List each line in which the string "χονδρὸς" appears.

━━━━━━━━━━━━━━━━

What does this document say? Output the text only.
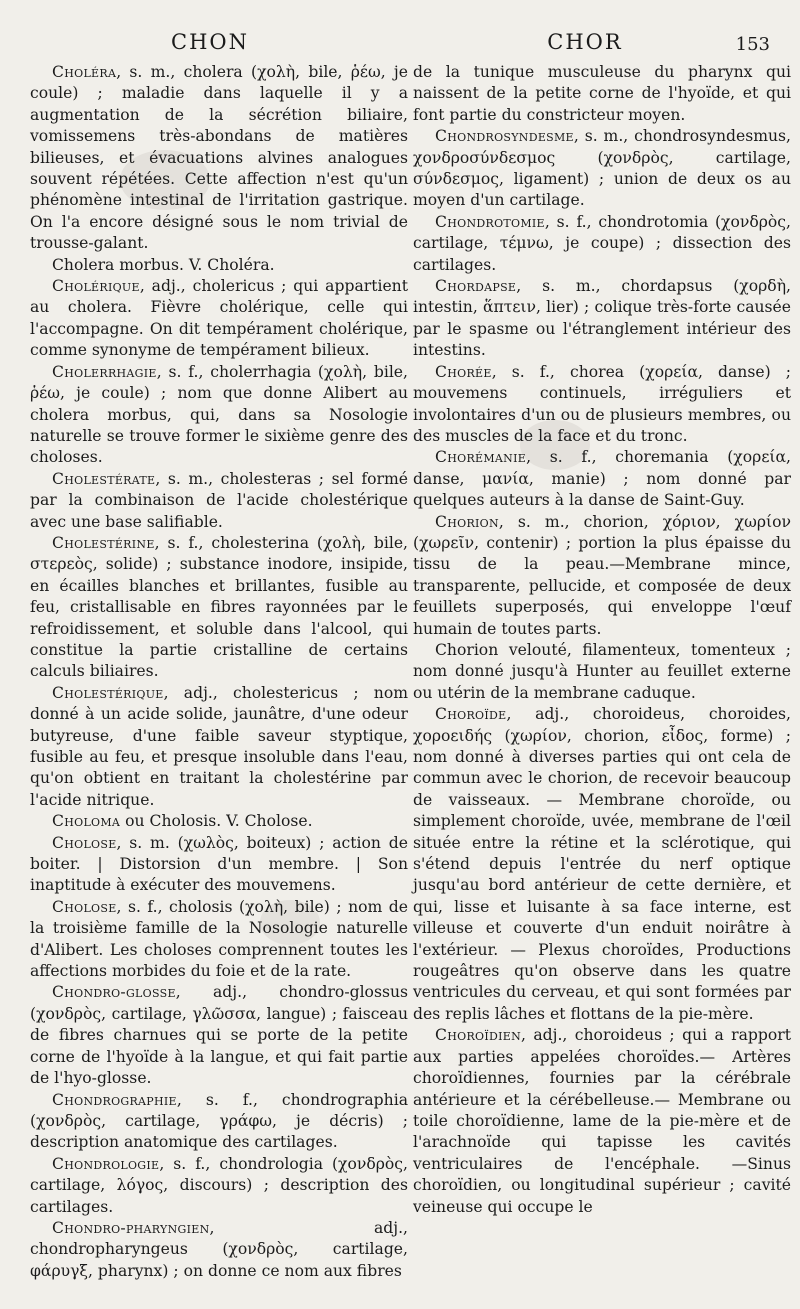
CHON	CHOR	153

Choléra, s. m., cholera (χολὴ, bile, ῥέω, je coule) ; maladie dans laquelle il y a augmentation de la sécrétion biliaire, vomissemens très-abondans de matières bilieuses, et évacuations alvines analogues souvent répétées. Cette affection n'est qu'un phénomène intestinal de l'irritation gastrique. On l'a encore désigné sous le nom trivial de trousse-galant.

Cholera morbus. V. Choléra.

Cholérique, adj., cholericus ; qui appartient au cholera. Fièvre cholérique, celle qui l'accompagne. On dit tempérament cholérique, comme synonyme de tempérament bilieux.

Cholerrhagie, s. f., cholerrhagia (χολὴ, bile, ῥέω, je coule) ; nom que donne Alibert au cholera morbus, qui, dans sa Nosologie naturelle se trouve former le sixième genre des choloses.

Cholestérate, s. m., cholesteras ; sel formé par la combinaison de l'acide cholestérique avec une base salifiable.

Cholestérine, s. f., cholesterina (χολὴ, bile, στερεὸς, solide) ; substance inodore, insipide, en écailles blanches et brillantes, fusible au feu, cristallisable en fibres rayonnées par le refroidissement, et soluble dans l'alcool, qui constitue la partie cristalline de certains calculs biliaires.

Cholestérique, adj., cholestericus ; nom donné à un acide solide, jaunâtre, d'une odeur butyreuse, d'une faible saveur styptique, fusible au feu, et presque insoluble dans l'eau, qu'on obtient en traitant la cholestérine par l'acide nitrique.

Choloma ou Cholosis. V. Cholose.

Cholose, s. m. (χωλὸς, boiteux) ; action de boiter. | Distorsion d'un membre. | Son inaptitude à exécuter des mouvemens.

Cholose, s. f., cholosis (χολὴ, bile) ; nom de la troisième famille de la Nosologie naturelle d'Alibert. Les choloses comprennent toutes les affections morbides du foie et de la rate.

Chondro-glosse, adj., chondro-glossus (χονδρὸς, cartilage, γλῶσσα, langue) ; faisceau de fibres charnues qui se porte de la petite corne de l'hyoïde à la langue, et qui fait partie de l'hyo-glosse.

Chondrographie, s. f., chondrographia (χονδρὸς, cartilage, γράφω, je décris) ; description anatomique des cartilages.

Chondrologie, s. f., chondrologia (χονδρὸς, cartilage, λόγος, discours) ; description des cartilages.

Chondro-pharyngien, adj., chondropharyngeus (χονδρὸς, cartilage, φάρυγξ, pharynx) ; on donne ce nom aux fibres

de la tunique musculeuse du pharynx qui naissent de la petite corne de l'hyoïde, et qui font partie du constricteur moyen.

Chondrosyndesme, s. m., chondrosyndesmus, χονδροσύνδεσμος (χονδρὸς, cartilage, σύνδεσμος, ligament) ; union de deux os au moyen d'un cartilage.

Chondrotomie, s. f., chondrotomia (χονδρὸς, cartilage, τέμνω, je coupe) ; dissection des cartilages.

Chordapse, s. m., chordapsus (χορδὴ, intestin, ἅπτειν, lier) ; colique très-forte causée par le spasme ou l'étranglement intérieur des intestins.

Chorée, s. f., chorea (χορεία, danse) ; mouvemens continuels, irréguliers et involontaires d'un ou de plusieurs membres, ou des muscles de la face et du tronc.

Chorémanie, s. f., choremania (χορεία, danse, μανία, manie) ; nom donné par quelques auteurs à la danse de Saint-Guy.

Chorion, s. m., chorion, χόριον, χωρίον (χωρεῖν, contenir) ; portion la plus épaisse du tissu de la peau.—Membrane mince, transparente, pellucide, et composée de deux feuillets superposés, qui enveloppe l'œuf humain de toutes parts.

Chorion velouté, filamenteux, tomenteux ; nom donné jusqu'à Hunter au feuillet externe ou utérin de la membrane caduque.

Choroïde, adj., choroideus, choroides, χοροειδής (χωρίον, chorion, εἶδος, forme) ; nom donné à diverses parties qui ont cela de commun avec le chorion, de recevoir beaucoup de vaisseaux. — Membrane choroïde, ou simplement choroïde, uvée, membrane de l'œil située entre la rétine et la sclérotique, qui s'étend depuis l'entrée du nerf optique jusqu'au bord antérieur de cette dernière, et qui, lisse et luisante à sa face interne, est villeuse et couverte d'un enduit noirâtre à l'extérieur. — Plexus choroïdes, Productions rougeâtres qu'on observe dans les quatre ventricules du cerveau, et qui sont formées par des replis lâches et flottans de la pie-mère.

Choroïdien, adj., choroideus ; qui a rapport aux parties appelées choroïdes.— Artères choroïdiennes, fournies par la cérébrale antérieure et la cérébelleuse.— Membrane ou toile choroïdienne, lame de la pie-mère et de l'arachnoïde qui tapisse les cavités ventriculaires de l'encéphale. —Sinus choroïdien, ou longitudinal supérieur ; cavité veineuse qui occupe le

━━━━━━━━━━━━━━━━

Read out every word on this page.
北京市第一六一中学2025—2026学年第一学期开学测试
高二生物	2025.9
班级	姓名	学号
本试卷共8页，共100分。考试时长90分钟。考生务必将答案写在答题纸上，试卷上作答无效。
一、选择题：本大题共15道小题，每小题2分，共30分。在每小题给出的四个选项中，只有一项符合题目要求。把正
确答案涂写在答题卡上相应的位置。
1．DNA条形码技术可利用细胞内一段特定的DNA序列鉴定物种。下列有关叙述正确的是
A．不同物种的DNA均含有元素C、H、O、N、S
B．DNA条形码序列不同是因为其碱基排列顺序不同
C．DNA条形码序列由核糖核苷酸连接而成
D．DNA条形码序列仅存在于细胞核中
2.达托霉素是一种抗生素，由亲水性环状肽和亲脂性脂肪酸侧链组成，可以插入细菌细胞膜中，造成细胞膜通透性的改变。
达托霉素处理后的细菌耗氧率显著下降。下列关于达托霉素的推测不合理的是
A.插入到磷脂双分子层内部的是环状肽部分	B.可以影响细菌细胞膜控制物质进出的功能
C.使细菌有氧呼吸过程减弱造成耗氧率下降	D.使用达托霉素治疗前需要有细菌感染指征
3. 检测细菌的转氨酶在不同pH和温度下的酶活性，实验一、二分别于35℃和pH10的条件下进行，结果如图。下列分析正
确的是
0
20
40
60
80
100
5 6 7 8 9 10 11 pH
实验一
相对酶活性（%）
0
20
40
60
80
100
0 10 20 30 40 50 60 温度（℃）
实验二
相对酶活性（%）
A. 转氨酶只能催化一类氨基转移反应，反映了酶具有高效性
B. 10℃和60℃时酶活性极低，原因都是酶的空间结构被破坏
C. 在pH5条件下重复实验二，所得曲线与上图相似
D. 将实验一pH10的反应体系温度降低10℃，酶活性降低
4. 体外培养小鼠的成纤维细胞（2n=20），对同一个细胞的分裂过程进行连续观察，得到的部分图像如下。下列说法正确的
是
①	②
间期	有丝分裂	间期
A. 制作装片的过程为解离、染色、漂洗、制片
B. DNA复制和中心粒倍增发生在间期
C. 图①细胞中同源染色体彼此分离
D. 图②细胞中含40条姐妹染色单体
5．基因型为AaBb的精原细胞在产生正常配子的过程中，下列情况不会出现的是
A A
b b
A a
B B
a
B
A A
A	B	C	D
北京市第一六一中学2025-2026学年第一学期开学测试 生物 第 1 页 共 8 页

━━━━━━━━━━━━━━━━

#### Response
Chondro-glosse, adj., chondro-glossus (χονδρὸς, cartilage, γλῶσσα, langue) ; faisceau de fibres charnues qui se porte de la petite corne de l'hyoïde à la langue, et qui fait partie de l'hyo-glosse.
Chondrographie, s. f., chondrographia (χονδρὸς, cartilage, γράφω, je décris) ; description anatomique des cartilages.
Chondrologie, s. f., chondrologia (χονδρὸς, cartilage, λόγος, discours) ; description des cartilages.
Chondro-pharyngien, adj., chondropharyngeus (χονδρὸς, cartilage, φάρυγξ, pharynx) ; on donne ce nom aux fibres
Chondrosyndesme, s. m., chondrosyndesmus, χονδροσύνδεσμος (χονδρὸς, cartilage, σύνδεσμος, ligament) ; union de deux os au moyen d'un cartilage.
Chondrotomie, s. f., chondrotomia (χονδρὸς, cartilage, τέμνω, je coupe) ; dissection des cartilages.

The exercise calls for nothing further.